Job - Put every line of the records that follows into a JSON list of strings, one string per line, skipping blank lines and leaving out the pictures.
>> Begin
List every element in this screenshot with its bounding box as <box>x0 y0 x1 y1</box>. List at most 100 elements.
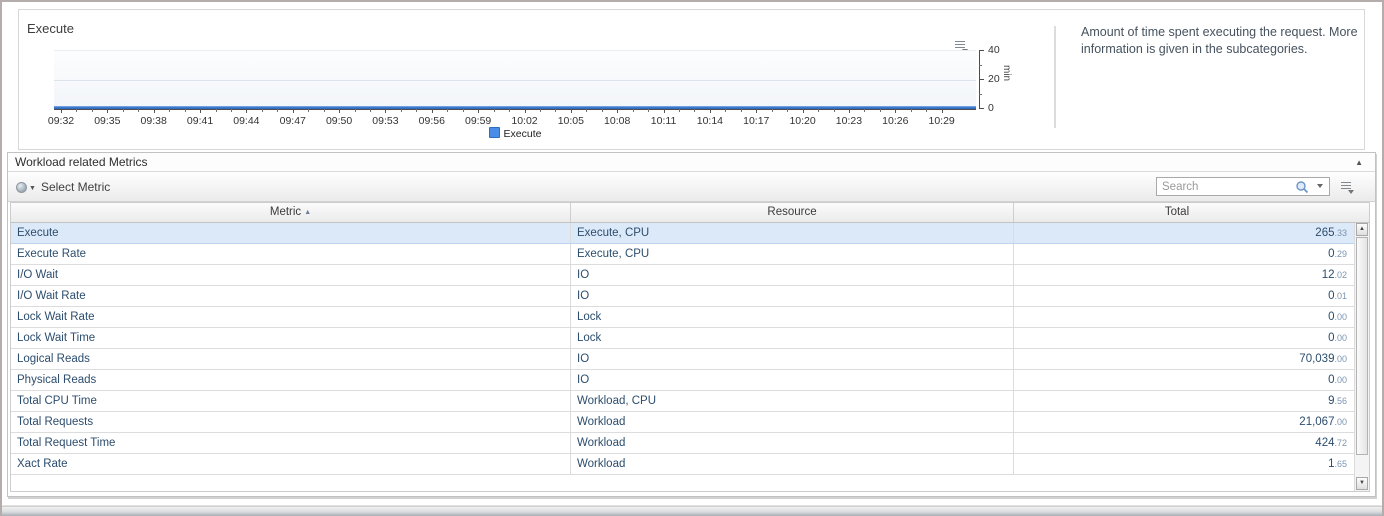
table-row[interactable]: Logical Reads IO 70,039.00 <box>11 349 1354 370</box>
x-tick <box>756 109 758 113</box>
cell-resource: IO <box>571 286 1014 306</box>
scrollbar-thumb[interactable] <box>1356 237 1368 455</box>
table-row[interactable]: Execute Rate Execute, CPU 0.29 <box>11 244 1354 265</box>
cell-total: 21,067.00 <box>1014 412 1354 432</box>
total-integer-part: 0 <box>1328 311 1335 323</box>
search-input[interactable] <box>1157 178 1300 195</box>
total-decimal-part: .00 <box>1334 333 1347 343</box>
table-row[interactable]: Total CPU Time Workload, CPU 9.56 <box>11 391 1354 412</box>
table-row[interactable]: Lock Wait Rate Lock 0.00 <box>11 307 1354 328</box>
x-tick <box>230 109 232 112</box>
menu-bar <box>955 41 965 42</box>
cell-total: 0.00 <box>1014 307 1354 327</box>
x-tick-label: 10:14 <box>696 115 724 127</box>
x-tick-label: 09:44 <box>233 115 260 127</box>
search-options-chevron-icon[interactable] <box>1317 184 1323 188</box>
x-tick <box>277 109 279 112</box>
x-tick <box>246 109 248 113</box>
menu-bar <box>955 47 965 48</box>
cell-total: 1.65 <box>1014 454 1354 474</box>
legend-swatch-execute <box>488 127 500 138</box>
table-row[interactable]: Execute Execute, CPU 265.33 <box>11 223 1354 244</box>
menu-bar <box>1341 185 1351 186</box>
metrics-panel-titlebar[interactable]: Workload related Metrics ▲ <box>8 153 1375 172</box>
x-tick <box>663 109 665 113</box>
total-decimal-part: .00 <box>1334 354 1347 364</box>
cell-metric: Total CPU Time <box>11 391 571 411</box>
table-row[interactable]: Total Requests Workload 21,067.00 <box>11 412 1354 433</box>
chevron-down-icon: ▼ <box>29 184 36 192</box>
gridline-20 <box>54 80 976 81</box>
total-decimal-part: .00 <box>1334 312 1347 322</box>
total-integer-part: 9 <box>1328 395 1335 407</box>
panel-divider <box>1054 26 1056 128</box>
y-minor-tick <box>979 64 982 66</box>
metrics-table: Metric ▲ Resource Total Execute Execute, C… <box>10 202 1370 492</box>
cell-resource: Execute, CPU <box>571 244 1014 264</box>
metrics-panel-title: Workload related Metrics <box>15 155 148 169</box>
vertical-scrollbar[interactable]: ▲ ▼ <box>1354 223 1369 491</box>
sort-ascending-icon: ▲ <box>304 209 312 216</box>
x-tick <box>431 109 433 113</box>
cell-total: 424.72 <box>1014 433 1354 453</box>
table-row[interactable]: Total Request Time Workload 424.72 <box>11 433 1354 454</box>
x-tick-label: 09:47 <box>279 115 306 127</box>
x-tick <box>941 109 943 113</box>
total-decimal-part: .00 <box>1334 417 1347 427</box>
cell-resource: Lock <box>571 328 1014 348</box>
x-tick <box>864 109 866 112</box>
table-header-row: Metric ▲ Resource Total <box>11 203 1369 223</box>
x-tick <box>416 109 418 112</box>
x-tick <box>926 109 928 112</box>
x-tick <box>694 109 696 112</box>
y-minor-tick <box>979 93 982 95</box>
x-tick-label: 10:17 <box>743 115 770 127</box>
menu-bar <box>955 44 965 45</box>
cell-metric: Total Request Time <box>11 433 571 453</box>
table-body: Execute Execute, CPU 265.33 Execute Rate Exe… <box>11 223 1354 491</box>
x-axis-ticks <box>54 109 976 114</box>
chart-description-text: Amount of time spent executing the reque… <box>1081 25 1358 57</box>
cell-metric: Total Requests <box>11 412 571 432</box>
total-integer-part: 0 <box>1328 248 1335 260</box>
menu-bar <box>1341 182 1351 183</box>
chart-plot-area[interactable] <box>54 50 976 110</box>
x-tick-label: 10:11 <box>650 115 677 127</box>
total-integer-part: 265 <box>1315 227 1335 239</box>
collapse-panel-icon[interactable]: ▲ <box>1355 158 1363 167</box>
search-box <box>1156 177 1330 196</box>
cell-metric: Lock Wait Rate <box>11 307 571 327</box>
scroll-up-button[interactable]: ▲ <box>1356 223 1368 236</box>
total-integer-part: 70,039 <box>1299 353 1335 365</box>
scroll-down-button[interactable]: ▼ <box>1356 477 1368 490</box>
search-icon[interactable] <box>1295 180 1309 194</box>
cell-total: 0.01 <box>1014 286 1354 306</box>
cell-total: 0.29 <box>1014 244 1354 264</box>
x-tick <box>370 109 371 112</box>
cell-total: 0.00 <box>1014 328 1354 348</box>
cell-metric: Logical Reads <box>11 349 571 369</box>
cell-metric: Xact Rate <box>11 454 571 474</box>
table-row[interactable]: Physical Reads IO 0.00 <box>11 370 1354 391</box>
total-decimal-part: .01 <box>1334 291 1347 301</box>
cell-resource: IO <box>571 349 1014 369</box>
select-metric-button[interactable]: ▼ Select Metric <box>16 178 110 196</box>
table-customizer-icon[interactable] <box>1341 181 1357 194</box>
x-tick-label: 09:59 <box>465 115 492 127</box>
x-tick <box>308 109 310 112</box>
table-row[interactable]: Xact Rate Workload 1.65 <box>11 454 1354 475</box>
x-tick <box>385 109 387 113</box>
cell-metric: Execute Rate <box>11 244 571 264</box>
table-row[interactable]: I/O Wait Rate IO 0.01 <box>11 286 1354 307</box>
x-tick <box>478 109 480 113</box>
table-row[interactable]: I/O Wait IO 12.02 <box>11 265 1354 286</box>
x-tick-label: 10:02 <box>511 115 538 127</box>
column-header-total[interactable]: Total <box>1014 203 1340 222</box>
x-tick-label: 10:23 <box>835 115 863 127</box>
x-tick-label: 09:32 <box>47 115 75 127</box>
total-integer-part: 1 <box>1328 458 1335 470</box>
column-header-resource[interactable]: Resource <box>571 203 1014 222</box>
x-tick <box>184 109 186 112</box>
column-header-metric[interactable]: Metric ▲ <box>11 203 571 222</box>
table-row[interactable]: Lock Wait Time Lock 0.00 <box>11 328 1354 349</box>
>> End
Complete output -
[
  "List every element in this screenshot with its bounding box as <box>x0 y0 x1 y1</box>. List at most 100 elements.",
  "table-row[interactable]: Logical Reads IO 70,039.00 <box>11 349 1354 370</box>",
  "x-tick <box>756 109 758 113</box>",
  "cell-resource: IO <box>571 286 1014 306</box>",
  "scrollbar-thumb[interactable] <box>1356 237 1368 455</box>",
  "table-row[interactable]: Execute Rate Execute, CPU 0.29 <box>11 244 1354 265</box>",
  "cell-total: 21,067.00 <box>1014 412 1354 432</box>",
  "total-integer-part: 0 <box>1328 311 1335 323</box>",
  "search-input[interactable] <box>1157 178 1300 195</box>",
  "total-decimal-part: .00 <box>1334 333 1347 343</box>",
  "table-row[interactable]: Total CPU Time Workload, CPU 9.56 <box>11 391 1354 412</box>",
  "table-row[interactable]: Lock Wait Rate Lock 0.00 <box>11 307 1354 328</box>",
  "x-tick <box>230 109 232 112</box>",
  "menu-bar <box>955 41 965 42</box>",
  "cell-total: 0.00 <box>1014 307 1354 327</box>",
  "x-tick-label: 10:14 <box>696 115 724 127</box>",
  "x-tick-label: 09:44 <box>233 115 260 127</box>",
  "search-options-chevron-icon[interactable] <box>1317 184 1323 188</box>",
  "x-tick <box>277 109 279 112</box>",
  "x-tick <box>246 109 248 113</box>",
  "menu-bar <box>955 47 965 48</box>",
  "cell-total: 1.65 <box>1014 454 1354 474</box>",
  "legend-swatch-execute <box>488 127 500 138</box>",
  "table-row[interactable]: Execute Execute, CPU 265.33 <box>11 223 1354 244</box>",
  "menu-bar <box>1341 185 1351 186</box>",
  "metrics-panel-titlebar[interactable]: Workload related Metrics ▲ <box>8 153 1375 172</box>",
  "x-tick <box>663 109 665 113</box>",
  "total-decimal-part: .00 <box>1334 354 1347 364</box>",
  "cell-metric: Total CPU Time <box>11 391 571 411</box>",
  "table-row[interactable]: Total Requests Workload 21,067.00 <box>11 412 1354 433</box>",
  "chevron-down-icon: ▼ <box>29 184 36 192</box>",
  "gridline-20 <box>54 80 976 81</box>",
  "total-decimal-part: .00 <box>1334 312 1347 322</box>",
  "total-integer-part: 9 <box>1328 395 1335 407</box>",
  "panel-divider <box>1054 26 1056 128</box>",
  "y-minor-tick <box>979 64 982 66</box>",
  "metrics-table: Metric ▲ Resource Total Execute Execute, C… <box>10 202 1370 492</box>",
  "cell-resource: Execute, CPU <box>571 244 1014 264</box>",
  "metrics-panel-title: Workload related Metrics <box>15 155 148 169</box>",
  "vertical-scrollbar[interactable]: ▲ ▼ <box>1354 223 1369 491</box>",
  "sort-ascending-icon: ▲ <box>304 209 312 216</box>",
  "x-tick <box>431 109 433 113</box>",
  "cell-total: 424.72 <box>1014 433 1354 453</box>",
  "table-row[interactable]: Total Request Time Workload 424.72 <box>11 433 1354 454</box>",
  "x-tick-label: 09:47 <box>279 115 306 127</box>",
  "x-tick <box>941 109 943 113</box>",
  "total-decimal-part: .00 <box>1334 417 1347 427</box>",
  "cell-resource: Lock <box>571 328 1014 348</box>",
  "x-tick <box>864 109 866 112</box>",
  "table-header-row: Metric ▲ Resource Total <box>11 203 1369 223</box>",
  "x-tick <box>416 109 418 112</box>",
  "x-tick <box>926 109 928 112</box>",
  "x-tick <box>694 109 696 112</box>",
  "y-minor-tick <box>979 93 982 95</box>",
  "x-tick-label: 10:17 <box>743 115 770 127</box>",
  "menu-bar <box>955 44 965 45</box>",
  "cell-metric: Total Request Time <box>11 433 571 453</box>",
  "table-body: Execute Execute, CPU 265.33 Execute Rate Exe… <box>11 223 1354 491</box>",
  "x-axis-ticks <box>54 109 976 114</box>",
  "chart-description-text: Amount of time spent executing the reque… <box>1081 25 1358 57</box>",
  "cell-metric: Total Requests <box>11 412 571 432</box>",
  "total-integer-part: 0 <box>1328 248 1335 260</box>",
  "menu-bar <box>1341 182 1351 183</box>",
  "chart-plot-area[interactable] <box>54 50 976 110</box>",
  "x-tick-label: 10:11 <box>650 115 677 127</box>",
  "total-integer-part: 265 <box>1315 227 1335 239</box>",
  "collapse-panel-icon[interactable]: ▲ <box>1355 158 1363 167</box>",
  "search-box <box>1156 177 1330 196</box>",
  "cell-metric: Lock Wait Rate <box>11 307 571 327</box>",
  "scroll-up-button[interactable]: ▲ <box>1356 223 1368 236</box>",
  "total-integer-part: 70,039 <box>1299 353 1335 365</box>",
  "scroll-down-button[interactable]: ▼ <box>1356 477 1368 490</box>",
  "search-icon[interactable] <box>1295 180 1309 194</box>",
  "cell-total: 0.01 <box>1014 286 1354 306</box>",
  "cell-total: 0.29 <box>1014 244 1354 264</box>",
  "x-tick <box>370 109 371 112</box>",
  "cell-total: 0.00 <box>1014 328 1354 348</box>",
  "cell-metric: Logical Reads <box>11 349 571 369</box>",
  "cell-metric: Xact Rate <box>11 454 571 474</box>",
  "table-row[interactable]: Physical Reads IO 0.00 <box>11 370 1354 391</box>",
  "total-decimal-part: .01 <box>1334 291 1347 301</box>",
  "cell-resource: IO <box>571 349 1014 369</box>",
  "select-metric-button[interactable]: ▼ Select Metric <box>16 178 110 196</box>",
  "table-customizer-icon[interactable] <box>1341 181 1357 194</box>",
  "x-tick-label: 09:59 <box>465 115 492 127</box>",
  "x-tick <box>308 109 310 112</box>",
  "table-row[interactable]: Xact Rate Workload 1.65 <box>11 454 1354 475</box>",
  "x-tick <box>385 109 387 113</box>",
  "cell-metric: Execute Rate <box>11 244 571 264</box>",
  "table-row[interactable]: I/O Wait Rate IO 0.01 <box>11 286 1354 307</box>",
  "x-tick <box>478 109 480 113</box>",
  "table-row[interactable]: I/O Wait IO 12.02 <box>11 265 1354 286</box>",
  "x-tick-label: 10:02 <box>511 115 538 127</box>",
  "column-header-total[interactable]: Total <box>1014 203 1340 222</box>",
  "x-tick-label: 10:23 <box>835 115 863 127</box>",
  "x-tick-label: 09:32 <box>47 115 75 127</box>",
  "total-integer-part: 1 <box>1328 458 1335 470</box>",
  "column-header-resource[interactable]: Resource <box>571 203 1014 222</box>",
  "x-tick <box>184 109 186 112</box>",
  "column-header-metric[interactable]: Metric ▲ <box>11 203 571 222</box>",
  "table-row[interactable]: Lock Wait Time Lock 0.00 <box>11 328 1354 349</box>"
]